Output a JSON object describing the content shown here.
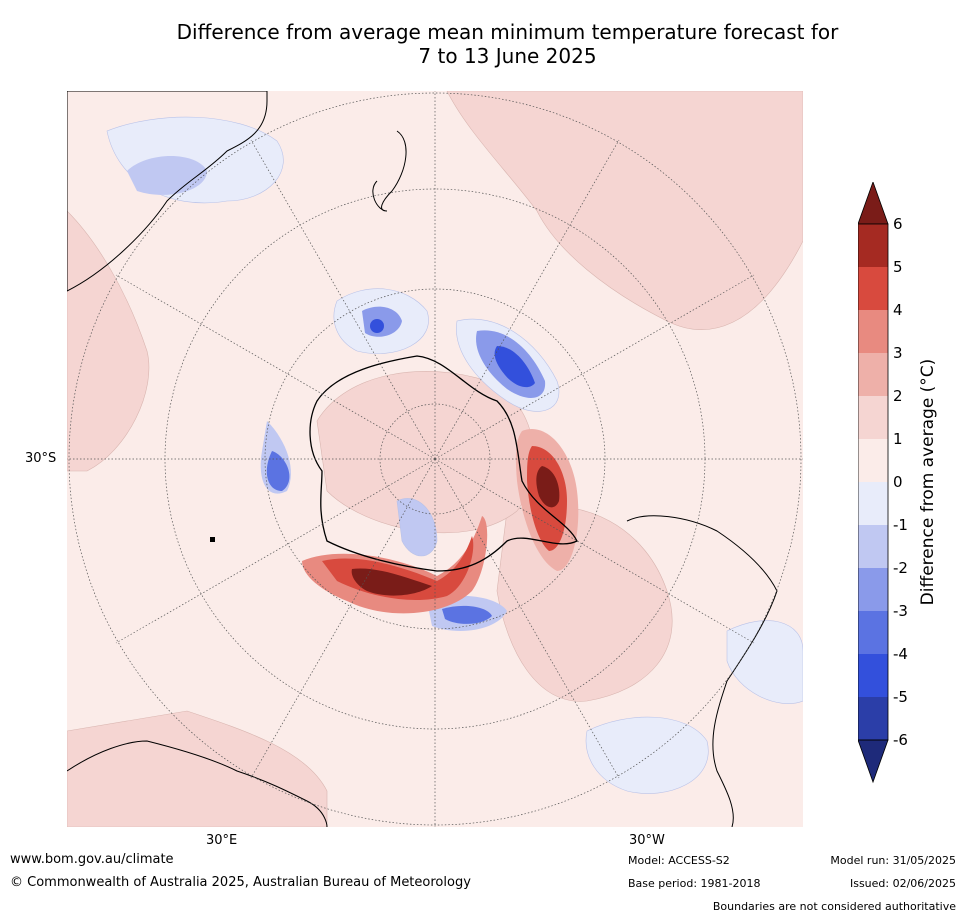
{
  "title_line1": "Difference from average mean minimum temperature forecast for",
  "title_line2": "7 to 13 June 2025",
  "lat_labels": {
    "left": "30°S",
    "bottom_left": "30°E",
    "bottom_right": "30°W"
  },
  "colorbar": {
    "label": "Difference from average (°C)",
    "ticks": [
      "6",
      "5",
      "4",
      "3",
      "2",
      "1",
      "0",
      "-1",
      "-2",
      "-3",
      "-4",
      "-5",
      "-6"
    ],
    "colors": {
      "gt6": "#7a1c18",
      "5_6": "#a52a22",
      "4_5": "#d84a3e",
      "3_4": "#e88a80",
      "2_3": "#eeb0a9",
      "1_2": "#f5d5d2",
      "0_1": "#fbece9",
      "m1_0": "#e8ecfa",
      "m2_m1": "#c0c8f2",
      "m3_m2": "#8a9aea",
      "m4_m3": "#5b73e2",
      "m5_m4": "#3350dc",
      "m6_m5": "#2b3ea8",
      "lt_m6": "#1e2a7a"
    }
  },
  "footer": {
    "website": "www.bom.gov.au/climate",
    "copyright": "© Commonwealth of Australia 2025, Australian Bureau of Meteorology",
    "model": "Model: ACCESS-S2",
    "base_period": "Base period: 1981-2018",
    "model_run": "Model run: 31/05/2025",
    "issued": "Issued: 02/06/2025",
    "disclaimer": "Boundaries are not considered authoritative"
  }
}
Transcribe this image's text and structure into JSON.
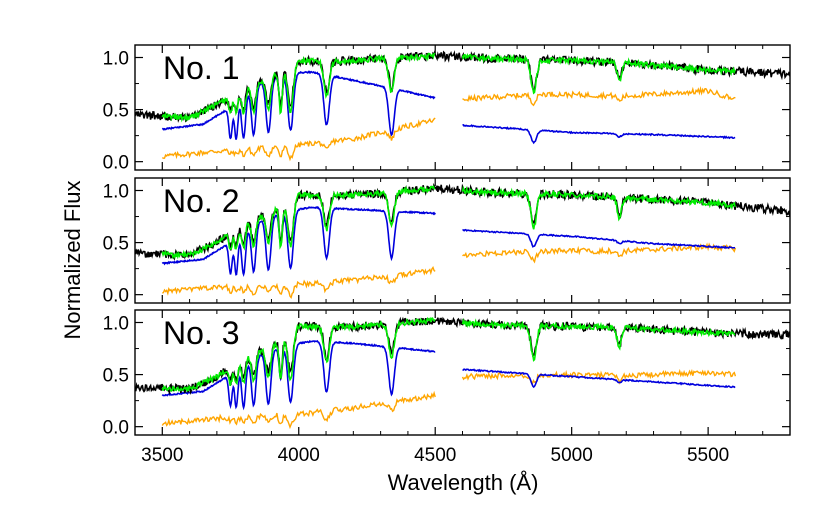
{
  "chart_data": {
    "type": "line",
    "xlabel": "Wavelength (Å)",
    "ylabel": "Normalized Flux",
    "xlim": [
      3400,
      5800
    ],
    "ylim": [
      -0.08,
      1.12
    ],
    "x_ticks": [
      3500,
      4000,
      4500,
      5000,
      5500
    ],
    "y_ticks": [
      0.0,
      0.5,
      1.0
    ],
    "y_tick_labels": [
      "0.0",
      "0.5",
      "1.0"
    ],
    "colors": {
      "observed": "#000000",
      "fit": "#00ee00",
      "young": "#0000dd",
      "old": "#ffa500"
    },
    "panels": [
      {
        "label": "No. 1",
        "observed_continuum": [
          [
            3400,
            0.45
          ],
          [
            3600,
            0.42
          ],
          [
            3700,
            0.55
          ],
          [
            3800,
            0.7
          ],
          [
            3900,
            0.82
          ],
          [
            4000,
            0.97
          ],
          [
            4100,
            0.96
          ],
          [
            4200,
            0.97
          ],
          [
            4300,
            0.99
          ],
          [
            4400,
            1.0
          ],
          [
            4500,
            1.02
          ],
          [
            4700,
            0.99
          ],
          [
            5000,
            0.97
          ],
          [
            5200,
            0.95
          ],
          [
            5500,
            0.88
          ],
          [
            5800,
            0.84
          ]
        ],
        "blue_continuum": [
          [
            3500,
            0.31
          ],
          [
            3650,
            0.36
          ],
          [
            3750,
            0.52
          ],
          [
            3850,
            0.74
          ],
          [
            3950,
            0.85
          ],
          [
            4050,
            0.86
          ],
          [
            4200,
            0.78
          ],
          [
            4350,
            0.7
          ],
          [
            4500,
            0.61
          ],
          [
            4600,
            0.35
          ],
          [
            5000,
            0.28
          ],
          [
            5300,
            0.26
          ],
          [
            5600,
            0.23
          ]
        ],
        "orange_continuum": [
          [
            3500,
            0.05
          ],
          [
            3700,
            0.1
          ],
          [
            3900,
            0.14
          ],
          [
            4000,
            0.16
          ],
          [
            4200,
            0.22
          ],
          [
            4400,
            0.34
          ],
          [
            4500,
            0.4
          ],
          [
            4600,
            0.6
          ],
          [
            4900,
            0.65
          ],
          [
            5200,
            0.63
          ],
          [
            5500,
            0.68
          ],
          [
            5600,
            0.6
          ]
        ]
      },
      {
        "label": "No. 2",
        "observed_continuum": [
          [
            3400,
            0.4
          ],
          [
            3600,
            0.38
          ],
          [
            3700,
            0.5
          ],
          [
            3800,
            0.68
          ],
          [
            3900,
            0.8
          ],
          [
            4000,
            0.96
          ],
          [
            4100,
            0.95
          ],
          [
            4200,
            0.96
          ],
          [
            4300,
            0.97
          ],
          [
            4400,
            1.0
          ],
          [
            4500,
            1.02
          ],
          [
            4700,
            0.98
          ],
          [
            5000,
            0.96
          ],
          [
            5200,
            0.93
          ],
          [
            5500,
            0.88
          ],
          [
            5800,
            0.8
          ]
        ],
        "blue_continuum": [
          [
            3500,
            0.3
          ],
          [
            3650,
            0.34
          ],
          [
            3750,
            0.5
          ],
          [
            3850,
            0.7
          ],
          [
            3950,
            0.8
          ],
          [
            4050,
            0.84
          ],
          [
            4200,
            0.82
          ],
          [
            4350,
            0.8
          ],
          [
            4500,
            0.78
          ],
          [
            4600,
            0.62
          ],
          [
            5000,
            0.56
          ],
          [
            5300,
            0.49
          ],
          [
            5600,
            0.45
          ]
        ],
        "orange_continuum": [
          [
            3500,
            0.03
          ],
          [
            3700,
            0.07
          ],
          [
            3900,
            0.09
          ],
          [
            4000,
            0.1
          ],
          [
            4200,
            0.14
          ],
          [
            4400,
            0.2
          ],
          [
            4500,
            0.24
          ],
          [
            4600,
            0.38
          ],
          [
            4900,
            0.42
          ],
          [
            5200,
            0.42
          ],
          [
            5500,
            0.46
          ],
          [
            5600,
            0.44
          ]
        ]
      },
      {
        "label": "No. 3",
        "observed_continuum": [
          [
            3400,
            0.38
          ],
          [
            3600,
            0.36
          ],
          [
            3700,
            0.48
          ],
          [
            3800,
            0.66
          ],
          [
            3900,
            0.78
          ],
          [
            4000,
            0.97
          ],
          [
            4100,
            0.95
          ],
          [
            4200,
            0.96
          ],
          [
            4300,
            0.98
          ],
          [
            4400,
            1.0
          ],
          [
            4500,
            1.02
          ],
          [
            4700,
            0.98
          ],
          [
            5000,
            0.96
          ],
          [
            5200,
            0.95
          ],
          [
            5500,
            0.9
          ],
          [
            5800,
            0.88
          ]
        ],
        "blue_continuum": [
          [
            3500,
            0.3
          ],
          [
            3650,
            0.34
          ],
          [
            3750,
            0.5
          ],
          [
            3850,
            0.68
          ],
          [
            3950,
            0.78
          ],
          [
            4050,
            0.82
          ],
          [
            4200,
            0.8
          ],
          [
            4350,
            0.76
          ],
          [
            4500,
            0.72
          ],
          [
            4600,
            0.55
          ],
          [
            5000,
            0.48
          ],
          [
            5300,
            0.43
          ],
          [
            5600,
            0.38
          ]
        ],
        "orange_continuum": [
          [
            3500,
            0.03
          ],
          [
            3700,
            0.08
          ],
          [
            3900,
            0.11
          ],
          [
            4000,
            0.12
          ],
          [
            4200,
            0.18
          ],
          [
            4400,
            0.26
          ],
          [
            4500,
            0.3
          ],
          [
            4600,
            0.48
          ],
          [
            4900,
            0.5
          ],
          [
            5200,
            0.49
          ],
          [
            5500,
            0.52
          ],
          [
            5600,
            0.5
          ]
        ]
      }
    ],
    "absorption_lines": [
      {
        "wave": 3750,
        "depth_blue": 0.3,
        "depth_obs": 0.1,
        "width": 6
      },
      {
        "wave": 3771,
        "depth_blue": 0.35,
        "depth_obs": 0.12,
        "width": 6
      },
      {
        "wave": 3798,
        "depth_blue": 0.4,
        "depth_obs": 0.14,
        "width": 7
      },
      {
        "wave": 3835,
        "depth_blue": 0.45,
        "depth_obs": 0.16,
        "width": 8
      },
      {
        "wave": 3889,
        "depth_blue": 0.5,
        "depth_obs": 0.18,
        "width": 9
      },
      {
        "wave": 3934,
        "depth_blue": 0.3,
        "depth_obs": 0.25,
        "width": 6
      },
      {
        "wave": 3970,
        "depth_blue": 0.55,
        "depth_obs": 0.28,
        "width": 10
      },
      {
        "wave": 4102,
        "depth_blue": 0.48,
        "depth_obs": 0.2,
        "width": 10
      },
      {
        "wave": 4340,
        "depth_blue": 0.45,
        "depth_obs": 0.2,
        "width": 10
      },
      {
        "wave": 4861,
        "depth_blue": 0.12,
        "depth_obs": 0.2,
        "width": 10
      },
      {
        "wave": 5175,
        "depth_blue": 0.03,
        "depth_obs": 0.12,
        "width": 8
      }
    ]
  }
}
==
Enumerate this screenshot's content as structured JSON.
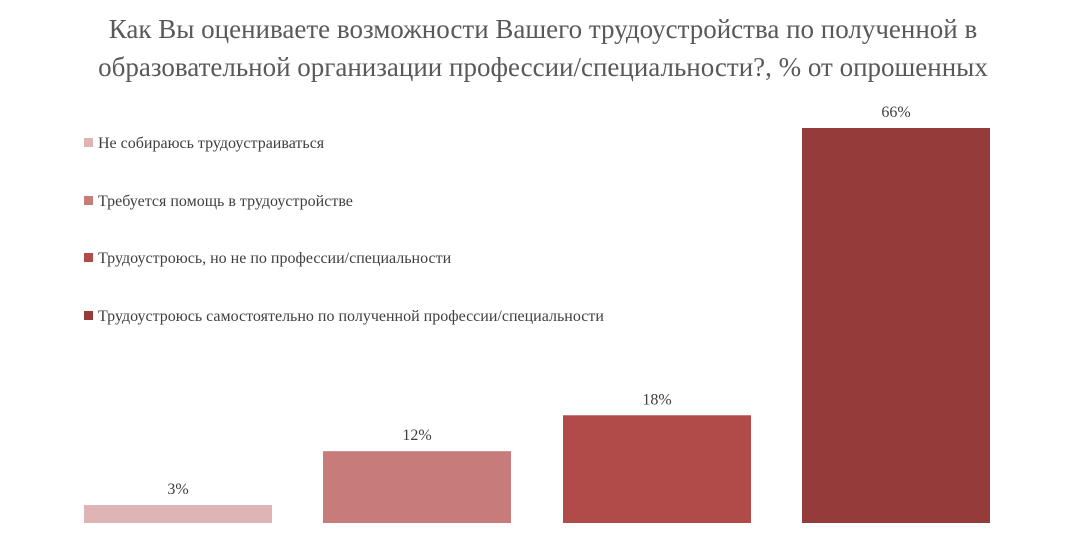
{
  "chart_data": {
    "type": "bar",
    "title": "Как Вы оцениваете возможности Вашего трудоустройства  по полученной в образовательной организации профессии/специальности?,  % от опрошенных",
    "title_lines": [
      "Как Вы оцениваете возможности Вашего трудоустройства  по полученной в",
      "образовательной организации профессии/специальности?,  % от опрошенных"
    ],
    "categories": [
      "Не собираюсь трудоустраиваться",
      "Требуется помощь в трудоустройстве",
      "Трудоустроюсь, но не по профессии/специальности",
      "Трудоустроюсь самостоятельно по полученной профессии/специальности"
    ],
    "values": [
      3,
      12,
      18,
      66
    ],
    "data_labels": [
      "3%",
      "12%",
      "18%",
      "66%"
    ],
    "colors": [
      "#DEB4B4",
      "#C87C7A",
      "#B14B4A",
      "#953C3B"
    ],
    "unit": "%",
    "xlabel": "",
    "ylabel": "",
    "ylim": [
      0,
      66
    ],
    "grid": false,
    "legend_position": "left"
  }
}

- _WORK INSTRUCTIONS_: Gather every line from the listing above in which "опрошенных" appears, and copy those lines.

- _TASK RESPONSE_:
    "title": "Как Вы оцениваете возможности Вашего трудоустройства  по полученной в образовательной организации профессии/специальности?,  % от опрошенных",
      "образовательной организации профессии/специальности?,  % от опрошенных"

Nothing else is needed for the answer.